(Fragmentos de un conjunto de anotaciones de maquetación)
══════════════════════════════
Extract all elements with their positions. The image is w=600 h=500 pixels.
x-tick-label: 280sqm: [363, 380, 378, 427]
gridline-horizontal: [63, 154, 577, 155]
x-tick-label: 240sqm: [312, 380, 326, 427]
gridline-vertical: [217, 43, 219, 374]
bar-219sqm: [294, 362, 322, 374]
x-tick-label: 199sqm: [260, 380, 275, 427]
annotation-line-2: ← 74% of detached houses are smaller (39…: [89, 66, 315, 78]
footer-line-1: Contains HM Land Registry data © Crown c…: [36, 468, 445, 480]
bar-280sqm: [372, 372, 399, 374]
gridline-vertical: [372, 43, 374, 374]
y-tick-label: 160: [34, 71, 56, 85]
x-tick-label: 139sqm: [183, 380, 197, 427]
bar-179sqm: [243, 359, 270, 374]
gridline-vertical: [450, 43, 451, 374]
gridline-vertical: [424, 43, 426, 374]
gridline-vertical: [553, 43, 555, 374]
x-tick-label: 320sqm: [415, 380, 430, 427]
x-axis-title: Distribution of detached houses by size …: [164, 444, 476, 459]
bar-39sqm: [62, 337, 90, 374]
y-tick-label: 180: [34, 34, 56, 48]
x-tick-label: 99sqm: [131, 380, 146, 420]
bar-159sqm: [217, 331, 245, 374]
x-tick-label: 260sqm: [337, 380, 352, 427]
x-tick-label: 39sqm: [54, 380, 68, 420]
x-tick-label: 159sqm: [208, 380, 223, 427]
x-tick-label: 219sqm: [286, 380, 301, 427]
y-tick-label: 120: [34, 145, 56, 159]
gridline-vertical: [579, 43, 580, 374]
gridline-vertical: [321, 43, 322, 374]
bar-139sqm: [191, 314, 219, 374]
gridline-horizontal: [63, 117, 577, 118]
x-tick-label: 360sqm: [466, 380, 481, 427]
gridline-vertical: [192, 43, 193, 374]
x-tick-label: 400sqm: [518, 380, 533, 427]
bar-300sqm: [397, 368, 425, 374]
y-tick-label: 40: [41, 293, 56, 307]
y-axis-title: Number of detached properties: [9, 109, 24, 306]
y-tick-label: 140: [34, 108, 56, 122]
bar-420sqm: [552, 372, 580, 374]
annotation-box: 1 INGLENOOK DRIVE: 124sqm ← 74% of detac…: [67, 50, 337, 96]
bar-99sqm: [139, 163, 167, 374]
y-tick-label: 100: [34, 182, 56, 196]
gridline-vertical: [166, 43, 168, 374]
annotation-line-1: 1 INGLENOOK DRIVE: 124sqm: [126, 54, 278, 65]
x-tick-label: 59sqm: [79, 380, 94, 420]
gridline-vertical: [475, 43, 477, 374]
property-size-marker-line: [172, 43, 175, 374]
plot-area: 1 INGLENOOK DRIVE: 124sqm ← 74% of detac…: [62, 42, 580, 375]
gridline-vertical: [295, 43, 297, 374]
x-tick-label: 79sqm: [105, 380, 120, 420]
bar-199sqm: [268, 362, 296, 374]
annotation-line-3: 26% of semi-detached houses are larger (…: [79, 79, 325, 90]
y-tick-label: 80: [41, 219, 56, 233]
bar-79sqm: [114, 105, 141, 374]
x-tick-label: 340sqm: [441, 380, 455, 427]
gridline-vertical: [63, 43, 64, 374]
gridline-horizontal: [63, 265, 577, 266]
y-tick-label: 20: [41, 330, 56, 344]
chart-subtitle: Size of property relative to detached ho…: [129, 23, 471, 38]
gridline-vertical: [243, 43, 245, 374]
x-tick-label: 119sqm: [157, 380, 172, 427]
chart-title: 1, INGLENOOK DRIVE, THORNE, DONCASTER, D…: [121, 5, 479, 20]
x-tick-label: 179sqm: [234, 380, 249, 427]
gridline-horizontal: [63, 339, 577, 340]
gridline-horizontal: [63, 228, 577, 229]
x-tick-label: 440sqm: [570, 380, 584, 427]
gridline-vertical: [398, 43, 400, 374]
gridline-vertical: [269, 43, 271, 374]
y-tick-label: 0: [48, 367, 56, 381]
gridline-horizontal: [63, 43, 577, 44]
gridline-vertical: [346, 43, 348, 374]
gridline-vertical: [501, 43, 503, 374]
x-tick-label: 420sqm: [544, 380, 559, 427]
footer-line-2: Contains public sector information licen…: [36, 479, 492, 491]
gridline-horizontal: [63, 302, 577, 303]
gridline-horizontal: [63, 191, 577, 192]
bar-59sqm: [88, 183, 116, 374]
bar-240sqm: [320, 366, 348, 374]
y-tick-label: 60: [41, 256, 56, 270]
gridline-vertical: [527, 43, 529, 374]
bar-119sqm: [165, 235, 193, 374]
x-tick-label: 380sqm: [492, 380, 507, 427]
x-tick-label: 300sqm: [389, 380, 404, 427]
══════════════════════════════
- _INSTRUCCIÓN_:
Repite todas estas líneas tal como aparecen, sin cambiar nada.

- _RESPUESTA_:
Extract all elements with their positions. The image is w=600 h=500 pixels.
x-tick-label: 280sqm: [363, 380, 378, 427]
gridline-horizontal: [63, 154, 577, 155]
x-tick-label: 240sqm: [312, 380, 326, 427]
gridline-vertical: [217, 43, 219, 374]
bar-219sqm: [294, 362, 322, 374]
x-tick-label: 199sqm: [260, 380, 275, 427]
annotation-line-2: ← 74% of detached houses are smaller (39…: [89, 66, 315, 78]
footer-line-1: Contains HM Land Registry data © Crown c…: [36, 468, 445, 480]
bar-280sqm: [372, 372, 399, 374]
gridline-vertical: [372, 43, 374, 374]
y-tick-label: 160: [34, 71, 56, 85]
x-tick-label: 139sqm: [183, 380, 197, 427]
bar-179sqm: [243, 359, 270, 374]
gridline-vertical: [450, 43, 451, 374]
gridline-vertical: [424, 43, 426, 374]
gridline-vertical: [553, 43, 555, 374]
x-tick-label: 320sqm: [415, 380, 430, 427]
x-axis-title: Distribution of detached houses by size …: [164, 444, 476, 459]
bar-39sqm: [62, 337, 90, 374]
y-tick-label: 180: [34, 34, 56, 48]
x-tick-label: 99sqm: [131, 380, 146, 420]
bar-159sqm: [217, 331, 245, 374]
x-tick-label: 260sqm: [337, 380, 352, 427]
x-tick-label: 39sqm: [54, 380, 68, 420]
x-tick-label: 159sqm: [208, 380, 223, 427]
x-tick-label: 219sqm: [286, 380, 301, 427]
y-tick-label: 120: [34, 145, 56, 159]
gridline-vertical: [579, 43, 580, 374]
gridline-vertical: [321, 43, 322, 374]
bar-139sqm: [191, 314, 219, 374]
gridline-horizontal: [63, 117, 577, 118]
x-tick-label: 360sqm: [466, 380, 481, 427]
gridline-vertical: [192, 43, 193, 374]
x-tick-label: 400sqm: [518, 380, 533, 427]
bar-300sqm: [397, 368, 425, 374]
y-tick-label: 40: [41, 293, 56, 307]
y-axis-title: Number of detached properties: [9, 109, 24, 306]
y-tick-label: 140: [34, 108, 56, 122]
bar-420sqm: [552, 372, 580, 374]
annotation-box: 1 INGLENOOK DRIVE: 124sqm ← 74% of detac…: [67, 50, 337, 96]
bar-99sqm: [139, 163, 167, 374]
y-tick-label: 100: [34, 182, 56, 196]
gridline-vertical: [166, 43, 168, 374]
annotation-line-1: 1 INGLENOOK DRIVE: 124sqm: [126, 54, 278, 65]
x-tick-label: 59sqm: [79, 380, 94, 420]
gridline-vertical: [475, 43, 477, 374]
property-size-marker-line: [172, 43, 175, 374]
plot-area: 1 INGLENOOK DRIVE: 124sqm ← 74% of detac…: [62, 42, 580, 375]
gridline-vertical: [295, 43, 297, 374]
x-tick-label: 79sqm: [105, 380, 120, 420]
bar-199sqm: [268, 362, 296, 374]
annotation-line-3: 26% of semi-detached houses are larger (…: [79, 79, 325, 90]
y-tick-label: 80: [41, 219, 56, 233]
bar-79sqm: [114, 105, 141, 374]
x-tick-label: 340sqm: [441, 380, 455, 427]
gridline-vertical: [63, 43, 64, 374]
gridline-horizontal: [63, 265, 577, 266]
y-tick-label: 20: [41, 330, 56, 344]
chart-subtitle: Size of property relative to detached ho…: [129, 23, 471, 38]
gridline-vertical: [243, 43, 245, 374]
x-tick-label: 119sqm: [157, 380, 172, 427]
chart-title: 1, INGLENOOK DRIVE, THORNE, DONCASTER, D…: [121, 5, 479, 20]
x-tick-label: 179sqm: [234, 380, 249, 427]
gridline-horizontal: [63, 339, 577, 340]
gridline-horizontal: [63, 228, 577, 229]
x-tick-label: 440sqm: [570, 380, 584, 427]
gridline-vertical: [398, 43, 400, 374]
gridline-vertical: [269, 43, 271, 374]
y-tick-label: 0: [48, 367, 56, 381]
gridline-horizontal: [63, 43, 577, 44]
gridline-vertical: [346, 43, 348, 374]
gridline-vertical: [501, 43, 503, 374]
x-tick-label: 420sqm: [544, 380, 559, 427]
footer-line-2: Contains public sector information licen…: [36, 479, 492, 491]
gridline-horizontal: [63, 302, 577, 303]
gridline-horizontal: [63, 191, 577, 192]
bar-59sqm: [88, 183, 116, 374]
bar-240sqm: [320, 366, 348, 374]
y-tick-label: 60: [41, 256, 56, 270]
gridline-vertical: [527, 43, 529, 374]
bar-119sqm: [165, 235, 193, 374]
x-tick-label: 380sqm: [492, 380, 507, 427]
x-tick-label: 300sqm: [389, 380, 404, 427]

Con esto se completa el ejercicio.